--- start of Information supplied ---

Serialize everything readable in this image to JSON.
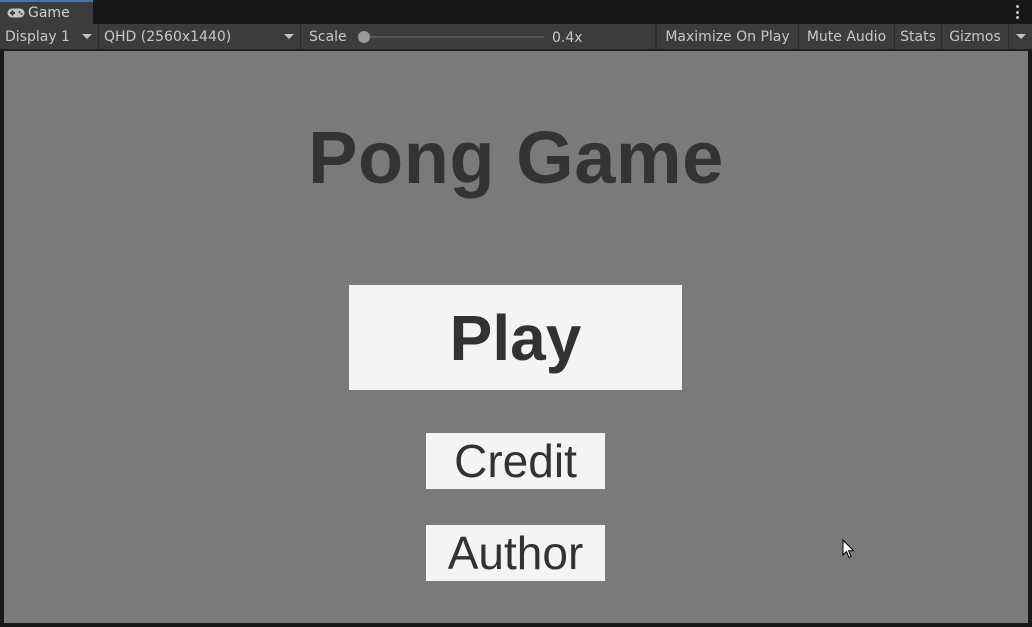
{
  "tab": {
    "label": "Game",
    "icon": "gamepad-icon"
  },
  "toolbar": {
    "display": "Display 1",
    "resolution": "QHD (2560x1440)",
    "scale_label": "Scale",
    "scale_value": "0.4x",
    "scale_fraction": 0.0,
    "maximize_on_play": "Maximize On Play",
    "mute_audio": "Mute Audio",
    "stats": "Stats",
    "gizmos": "Gizmos"
  },
  "game": {
    "title": "Pong Game",
    "buttons": {
      "play": "Play",
      "credit": "Credit",
      "author": "Author"
    },
    "colors": {
      "background": "#7a7a7a",
      "button": "#f4f4f4",
      "text": "#333333"
    }
  }
}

--- end of Information supplied ---

Repeat the material exactly as it reads, without any of its pictures.

Serialize everything readable in this image to JSON.
{
  "tab": {
    "label": "Game",
    "icon": "gamepad-icon"
  },
  "toolbar": {
    "display": "Display 1",
    "resolution": "QHD (2560x1440)",
    "scale_label": "Scale",
    "scale_value": "0.4x",
    "scale_fraction": 0.0,
    "maximize_on_play": "Maximize On Play",
    "mute_audio": "Mute Audio",
    "stats": "Stats",
    "gizmos": "Gizmos"
  },
  "game": {
    "title": "Pong Game",
    "buttons": {
      "play": "Play",
      "credit": "Credit",
      "author": "Author"
    },
    "colors": {
      "background": "#7a7a7a",
      "button": "#f4f4f4",
      "text": "#333333"
    }
  }
}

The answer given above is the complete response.